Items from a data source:

--- START ---

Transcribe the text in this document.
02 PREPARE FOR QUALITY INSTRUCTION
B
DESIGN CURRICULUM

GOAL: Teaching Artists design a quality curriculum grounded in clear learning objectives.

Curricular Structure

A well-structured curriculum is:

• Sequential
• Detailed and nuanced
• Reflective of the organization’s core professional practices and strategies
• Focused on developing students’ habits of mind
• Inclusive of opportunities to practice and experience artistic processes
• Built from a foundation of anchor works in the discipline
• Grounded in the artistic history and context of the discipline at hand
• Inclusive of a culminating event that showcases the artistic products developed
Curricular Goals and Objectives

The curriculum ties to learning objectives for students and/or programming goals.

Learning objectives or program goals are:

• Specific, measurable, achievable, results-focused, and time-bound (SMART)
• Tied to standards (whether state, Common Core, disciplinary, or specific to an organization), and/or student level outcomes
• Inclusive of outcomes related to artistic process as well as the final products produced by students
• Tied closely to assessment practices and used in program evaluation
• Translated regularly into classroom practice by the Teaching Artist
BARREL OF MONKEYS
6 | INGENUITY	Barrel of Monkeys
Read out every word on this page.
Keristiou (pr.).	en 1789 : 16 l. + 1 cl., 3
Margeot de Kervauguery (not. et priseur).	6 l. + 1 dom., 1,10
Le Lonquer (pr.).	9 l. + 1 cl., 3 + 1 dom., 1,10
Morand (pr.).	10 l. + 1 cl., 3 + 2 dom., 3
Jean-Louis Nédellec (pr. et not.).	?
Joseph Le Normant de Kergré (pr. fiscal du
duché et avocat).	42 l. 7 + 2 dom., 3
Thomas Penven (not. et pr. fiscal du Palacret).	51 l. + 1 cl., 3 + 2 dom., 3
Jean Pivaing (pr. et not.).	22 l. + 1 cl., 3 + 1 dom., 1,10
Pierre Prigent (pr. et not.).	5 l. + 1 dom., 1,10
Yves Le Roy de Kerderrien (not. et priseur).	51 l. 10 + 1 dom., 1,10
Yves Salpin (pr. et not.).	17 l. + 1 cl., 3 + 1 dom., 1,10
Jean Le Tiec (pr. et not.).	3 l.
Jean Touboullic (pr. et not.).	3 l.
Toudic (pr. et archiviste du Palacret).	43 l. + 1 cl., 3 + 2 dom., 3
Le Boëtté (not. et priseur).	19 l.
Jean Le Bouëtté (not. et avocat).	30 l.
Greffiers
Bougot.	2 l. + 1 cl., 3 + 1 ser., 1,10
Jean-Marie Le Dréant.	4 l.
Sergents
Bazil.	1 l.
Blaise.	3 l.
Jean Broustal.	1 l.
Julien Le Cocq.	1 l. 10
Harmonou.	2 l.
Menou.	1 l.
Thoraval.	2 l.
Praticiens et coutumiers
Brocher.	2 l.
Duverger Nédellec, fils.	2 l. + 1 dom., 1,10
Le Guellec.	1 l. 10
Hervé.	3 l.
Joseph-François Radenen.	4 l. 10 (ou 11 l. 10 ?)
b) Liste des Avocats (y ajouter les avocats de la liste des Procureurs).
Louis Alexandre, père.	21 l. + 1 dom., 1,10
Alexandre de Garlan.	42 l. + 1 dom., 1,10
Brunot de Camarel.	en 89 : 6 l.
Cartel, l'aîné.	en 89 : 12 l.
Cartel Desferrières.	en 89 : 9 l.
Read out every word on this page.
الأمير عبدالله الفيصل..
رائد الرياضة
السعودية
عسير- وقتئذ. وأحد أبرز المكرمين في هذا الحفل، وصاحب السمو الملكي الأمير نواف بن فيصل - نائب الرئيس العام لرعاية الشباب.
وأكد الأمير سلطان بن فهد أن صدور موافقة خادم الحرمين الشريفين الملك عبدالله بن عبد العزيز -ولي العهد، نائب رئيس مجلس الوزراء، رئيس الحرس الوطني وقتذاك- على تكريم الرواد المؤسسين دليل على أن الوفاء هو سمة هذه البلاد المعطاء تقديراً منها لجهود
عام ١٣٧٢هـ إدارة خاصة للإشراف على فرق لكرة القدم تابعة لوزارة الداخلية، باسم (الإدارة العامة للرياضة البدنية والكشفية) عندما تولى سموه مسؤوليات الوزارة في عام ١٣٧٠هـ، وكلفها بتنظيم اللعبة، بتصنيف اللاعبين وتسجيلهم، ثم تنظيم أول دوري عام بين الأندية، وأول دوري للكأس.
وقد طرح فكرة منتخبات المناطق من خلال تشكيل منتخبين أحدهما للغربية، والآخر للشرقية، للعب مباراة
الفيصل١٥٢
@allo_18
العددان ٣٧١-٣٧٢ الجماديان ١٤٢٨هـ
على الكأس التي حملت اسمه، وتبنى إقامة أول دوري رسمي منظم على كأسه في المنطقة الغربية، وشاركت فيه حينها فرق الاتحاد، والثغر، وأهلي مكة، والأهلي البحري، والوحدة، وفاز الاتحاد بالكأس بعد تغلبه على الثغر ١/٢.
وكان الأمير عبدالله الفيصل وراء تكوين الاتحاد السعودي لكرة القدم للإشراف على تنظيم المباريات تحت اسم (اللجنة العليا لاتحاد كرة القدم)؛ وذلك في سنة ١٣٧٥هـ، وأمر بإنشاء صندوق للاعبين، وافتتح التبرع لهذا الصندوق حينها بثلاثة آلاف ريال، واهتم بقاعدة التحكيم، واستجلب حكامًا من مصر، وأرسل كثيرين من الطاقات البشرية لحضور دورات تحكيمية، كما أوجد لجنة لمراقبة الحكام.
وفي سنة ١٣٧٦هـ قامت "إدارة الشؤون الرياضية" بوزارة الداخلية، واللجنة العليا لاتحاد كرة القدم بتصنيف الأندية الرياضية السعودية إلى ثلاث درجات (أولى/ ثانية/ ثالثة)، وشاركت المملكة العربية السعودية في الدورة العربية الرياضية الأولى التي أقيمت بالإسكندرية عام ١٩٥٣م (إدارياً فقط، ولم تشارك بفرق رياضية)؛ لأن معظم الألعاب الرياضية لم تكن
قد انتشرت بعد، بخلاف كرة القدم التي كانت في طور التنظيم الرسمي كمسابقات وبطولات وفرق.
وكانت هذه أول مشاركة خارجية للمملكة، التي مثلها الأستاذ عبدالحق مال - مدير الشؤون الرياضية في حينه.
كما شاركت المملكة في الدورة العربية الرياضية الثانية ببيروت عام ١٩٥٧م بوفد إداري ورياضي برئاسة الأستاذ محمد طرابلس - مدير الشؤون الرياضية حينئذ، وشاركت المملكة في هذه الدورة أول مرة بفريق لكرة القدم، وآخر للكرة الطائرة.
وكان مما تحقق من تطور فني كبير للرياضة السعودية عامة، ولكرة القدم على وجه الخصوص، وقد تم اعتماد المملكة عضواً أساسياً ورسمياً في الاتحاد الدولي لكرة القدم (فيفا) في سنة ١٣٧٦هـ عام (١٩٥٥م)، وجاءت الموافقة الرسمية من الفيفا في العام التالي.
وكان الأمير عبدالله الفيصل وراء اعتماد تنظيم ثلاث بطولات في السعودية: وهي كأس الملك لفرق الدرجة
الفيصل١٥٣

--- END ---

Copy out the whole listing exactly.

**In response:**
Transcribe the text in this document.
02 PREPARE FOR QUALITY INSTRUCTION
B
DESIGN CURRICULUM

GOAL: Teaching Artists design a quality curriculum grounded in clear learning objectives.

Curricular Structure

A well-structured curriculum is:

• Sequential
• Detailed and nuanced
• Reflective of the organization’s core professional practices and strategies
• Focused on developing students’ habits of mind
• Inclusive of opportunities to practice and experience artistic processes
• Built from a foundation of anchor works in the discipline
• Grounded in the artistic history and context of the discipline at hand
• Inclusive of a culminating event that showcases the artistic products developed
Curricular Goals and Objectives

The curriculum ties to learning objectives for students and/or programming goals.

Learning objectives or program goals are:

• Specific, measurable, achievable, results-focused, and time-bound (SMART)
• Tied to standards (whether state, Common Core, disciplinary, or specific to an organization), and/or student level outcomes
• Inclusive of outcomes related to artistic process as well as the final products produced by students
• Tied closely to assessment practices and used in program evaluation
• Translated regularly into classroom practice by the Teaching Artist
BARREL OF MONKEYS
6 | INGENUITY	Barrel of Monkeys
Read out every word on this page.
Keristiou (pr.).	en 1789 : 16 l. + 1 cl., 3
Margeot de Kervauguery (not. et priseur).	6 l. + 1 dom., 1,10
Le Lonquer (pr.).	9 l. + 1 cl., 3 + 1 dom., 1,10
Morand (pr.).	10 l. + 1 cl., 3 + 2 dom., 3
Jean-Louis Nédellec (pr. et not.).	?
Joseph Le Normant de Kergré (pr. fiscal du
duché et avocat).	42 l. 7 + 2 dom., 3
Thomas Penven (not. et pr. fiscal du Palacret).	51 l. + 1 cl., 3 + 2 dom., 3
Jean Pivaing (pr. et not.).	22 l. + 1 cl., 3 + 1 dom., 1,10
Pierre Prigent (pr. et not.).	5 l. + 1 dom., 1,10
Yves Le Roy de Kerderrien (not. et priseur).	51 l. 10 + 1 dom., 1,10
Yves Salpin (pr. et not.).	17 l. + 1 cl., 3 + 1 dom., 1,10
Jean Le Tiec (pr. et not.).	3 l.
Jean Touboullic (pr. et not.).	3 l.
Toudic (pr. et archiviste du Palacret).	43 l. + 1 cl., 3 + 2 dom., 3
Le Boëtté (not. et priseur).	19 l.
Jean Le Bouëtté (not. et avocat).	30 l.
Greffiers
Bougot.	2 l. + 1 cl., 3 + 1 ser., 1,10
Jean-Marie Le Dréant.	4 l.
Sergents
Bazil.	1 l.
Blaise.	3 l.
Jean Broustal.	1 l.
Julien Le Cocq.	1 l. 10
Harmonou.	2 l.
Menou.	1 l.
Thoraval.	2 l.
Praticiens et coutumiers
Brocher.	2 l.
Duverger Nédellec, fils.	2 l. + 1 dom., 1,10
Le Guellec.	1 l. 10
Hervé.	3 l.
Joseph-François Radenen.	4 l. 10 (ou 11 l. 10 ?)
b) Liste des Avocats (y ajouter les avocats de la liste des Procureurs).
Louis Alexandre, père.	21 l. + 1 dom., 1,10
Alexandre de Garlan.	42 l. + 1 dom., 1,10
Brunot de Camarel.	en 89 : 6 l.
Cartel, l'aîné.	en 89 : 12 l.
Cartel Desferrières.	en 89 : 9 l.
Read out every word on this page.
الأمير عبدالله الفيصل..
رائد الرياضة
السعودية
عسير- وقتئذ. وأحد أبرز المكرمين في هذا الحفل، وصاحب السمو الملكي الأمير نواف بن فيصل - نائب الرئيس العام لرعاية الشباب.
وأكد الأمير سلطان بن فهد أن صدور موافقة خادم الحرمين الشريفين الملك عبدالله بن عبد العزيز -ولي العهد، نائب رئيس مجلس الوزراء، رئيس الحرس الوطني وقتذاك- على تكريم الرواد المؤسسين دليل على أن الوفاء هو سمة هذه البلاد المعطاء تقديراً منها لجهود
عام ١٣٧٢هـ إدارة خاصة للإشراف على فرق لكرة القدم تابعة لوزارة الداخلية، باسم (الإدارة العامة للرياضة البدنية والكشفية) عندما تولى سموه مسؤوليات الوزارة في عام ١٣٧٠هـ، وكلفها بتنظيم اللعبة، بتصنيف اللاعبين وتسجيلهم، ثم تنظيم أول دوري عام بين الأندية، وأول دوري للكأس.
وقد طرح فكرة منتخبات المناطق من خلال تشكيل منتخبين أحدهما للغربية، والآخر للشرقية، للعب مباراة
الفيصل١٥٢
@allo_18
العددان ٣٧١-٣٧٢ الجماديان ١٤٢٨هـ
على الكأس التي حملت اسمه، وتبنى إقامة أول دوري رسمي منظم على كأسه في المنطقة الغربية، وشاركت فيه حينها فرق الاتحاد، والثغر، وأهلي مكة، والأهلي البحري، والوحدة، وفاز الاتحاد بالكأس بعد تغلبه على الثغر ١/٢.
وكان الأمير عبدالله الفيصل وراء تكوين الاتحاد السعودي لكرة القدم للإشراف على تنظيم المباريات تحت اسم (اللجنة العليا لاتحاد كرة القدم)؛ وذلك في سنة ١٣٧٥هـ، وأمر بإنشاء صندوق للاعبين، وافتتح التبرع لهذا الصندوق حينها بثلاثة آلاف ريال، واهتم بقاعدة التحكيم، واستجلب حكامًا من مصر، وأرسل كثيرين من الطاقات البشرية لحضور دورات تحكيمية، كما أوجد لجنة لمراقبة الحكام.
وفي سنة ١٣٧٦هـ قامت "إدارة الشؤون الرياضية" بوزارة الداخلية، واللجنة العليا لاتحاد كرة القدم بتصنيف الأندية الرياضية السعودية إلى ثلاث درجات (أولى/ ثانية/ ثالثة)، وشاركت المملكة العربية السعودية في الدورة العربية الرياضية الأولى التي أقيمت بالإسكندرية عام ١٩٥٣م (إدارياً فقط، ولم تشارك بفرق رياضية)؛ لأن معظم الألعاب الرياضية لم تكن
قد انتشرت بعد، بخلاف كرة القدم التي كانت في طور التنظيم الرسمي كمسابقات وبطولات وفرق.
وكانت هذه أول مشاركة خارجية للمملكة، التي مثلها الأستاذ عبدالحق مال - مدير الشؤون الرياضية في حينه.
كما شاركت المملكة في الدورة العربية الرياضية الثانية ببيروت عام ١٩٥٧م بوفد إداري ورياضي برئاسة الأستاذ محمد طرابلس - مدير الشؤون الرياضية حينئذ، وشاركت المملكة في هذه الدورة أول مرة بفريق لكرة القدم، وآخر للكرة الطائرة.
وكان مما تحقق من تطور فني كبير للرياضة السعودية عامة، ولكرة القدم على وجه الخصوص، وقد تم اعتماد المملكة عضواً أساسياً ورسمياً في الاتحاد الدولي لكرة القدم (فيفا) في سنة ١٣٧٦هـ عام (١٩٥٥م)، وجاءت الموافقة الرسمية من الفيفا في العام التالي.
وكان الأمير عبدالله الفيصل وراء اعتماد تنظيم ثلاث بطولات في السعودية: وهي كأس الملك لفرق الدرجة
الفيصل١٥٣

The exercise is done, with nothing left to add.